WHAT YOU ARE ASKED TO DO → All entries below are to be set down again, identical to the source.

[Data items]
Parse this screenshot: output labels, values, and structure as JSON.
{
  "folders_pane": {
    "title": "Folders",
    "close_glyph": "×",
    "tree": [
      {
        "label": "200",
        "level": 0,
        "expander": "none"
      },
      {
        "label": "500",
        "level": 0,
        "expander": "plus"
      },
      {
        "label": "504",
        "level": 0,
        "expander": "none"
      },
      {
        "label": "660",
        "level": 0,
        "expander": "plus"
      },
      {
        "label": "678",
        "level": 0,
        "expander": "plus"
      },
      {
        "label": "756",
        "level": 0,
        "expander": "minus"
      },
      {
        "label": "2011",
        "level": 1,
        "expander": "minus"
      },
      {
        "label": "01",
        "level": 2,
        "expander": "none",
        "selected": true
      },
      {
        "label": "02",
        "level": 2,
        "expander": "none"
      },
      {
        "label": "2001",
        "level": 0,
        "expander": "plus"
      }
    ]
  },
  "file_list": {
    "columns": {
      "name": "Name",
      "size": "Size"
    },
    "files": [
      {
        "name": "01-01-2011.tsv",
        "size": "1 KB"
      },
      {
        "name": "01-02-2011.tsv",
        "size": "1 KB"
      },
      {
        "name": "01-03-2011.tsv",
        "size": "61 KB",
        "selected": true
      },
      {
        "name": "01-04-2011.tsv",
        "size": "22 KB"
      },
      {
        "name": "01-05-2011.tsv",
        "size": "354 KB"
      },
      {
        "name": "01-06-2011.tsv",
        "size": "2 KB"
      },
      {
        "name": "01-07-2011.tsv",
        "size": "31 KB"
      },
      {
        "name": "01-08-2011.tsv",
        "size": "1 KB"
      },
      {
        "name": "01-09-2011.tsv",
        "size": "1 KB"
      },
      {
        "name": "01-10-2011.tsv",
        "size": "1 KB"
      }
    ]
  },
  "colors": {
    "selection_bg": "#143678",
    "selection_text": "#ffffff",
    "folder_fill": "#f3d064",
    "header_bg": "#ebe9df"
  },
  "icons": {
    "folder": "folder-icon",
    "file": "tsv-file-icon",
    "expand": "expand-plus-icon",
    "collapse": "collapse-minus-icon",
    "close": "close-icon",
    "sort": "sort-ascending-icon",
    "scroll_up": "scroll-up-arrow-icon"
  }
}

OUTPUT OF THE EXERCISE →
Parse this screenshot: output labels, values, and structure as JSON.
{
  "folders_pane": {
    "title": "Folders",
    "close_glyph": "×",
    "tree": [
      {
        "label": "200",
        "level": 0,
        "expander": "none"
      },
      {
        "label": "500",
        "level": 0,
        "expander": "plus"
      },
      {
        "label": "504",
        "level": 0,
        "expander": "none"
      },
      {
        "label": "660",
        "level": 0,
        "expander": "plus"
      },
      {
        "label": "678",
        "level": 0,
        "expander": "plus"
      },
      {
        "label": "756",
        "level": 0,
        "expander": "minus"
      },
      {
        "label": "2011",
        "level": 1,
        "expander": "minus"
      },
      {
        "label": "01",
        "level": 2,
        "expander": "none",
        "selected": true
      },
      {
        "label": "02",
        "level": 2,
        "expander": "none"
      },
      {
        "label": "2001",
        "level": 0,
        "expander": "plus"
      }
    ]
  },
  "file_list": {
    "columns": {
      "name": "Name",
      "size": "Size"
    },
    "files": [
      {
        "name": "01-01-2011.tsv",
        "size": "1 KB"
      },
      {
        "name": "01-02-2011.tsv",
        "size": "1 KB"
      },
      {
        "name": "01-03-2011.tsv",
        "size": "61 KB",
        "selected": true
      },
      {
        "name": "01-04-2011.tsv",
        "size": "22 KB"
      },
      {
        "name": "01-05-2011.tsv",
        "size": "354 KB"
      },
      {
        "name": "01-06-2011.tsv",
        "size": "2 KB"
      },
      {
        "name": "01-07-2011.tsv",
        "size": "31 KB"
      },
      {
        "name": "01-08-2011.tsv",
        "size": "1 KB"
      },
      {
        "name": "01-09-2011.tsv",
        "size": "1 KB"
      },
      {
        "name": "01-10-2011.tsv",
        "size": "1 KB"
      }
    ]
  },
  "colors": {
    "selection_bg": "#143678",
    "selection_text": "#ffffff",
    "folder_fill": "#f3d064",
    "header_bg": "#ebe9df"
  },
  "icons": {
    "folder": "folder-icon",
    "file": "tsv-file-icon",
    "expand": "expand-plus-icon",
    "collapse": "collapse-minus-icon",
    "close": "close-icon",
    "sort": "sort-ascending-icon",
    "scroll_up": "scroll-up-arrow-icon"
  }
}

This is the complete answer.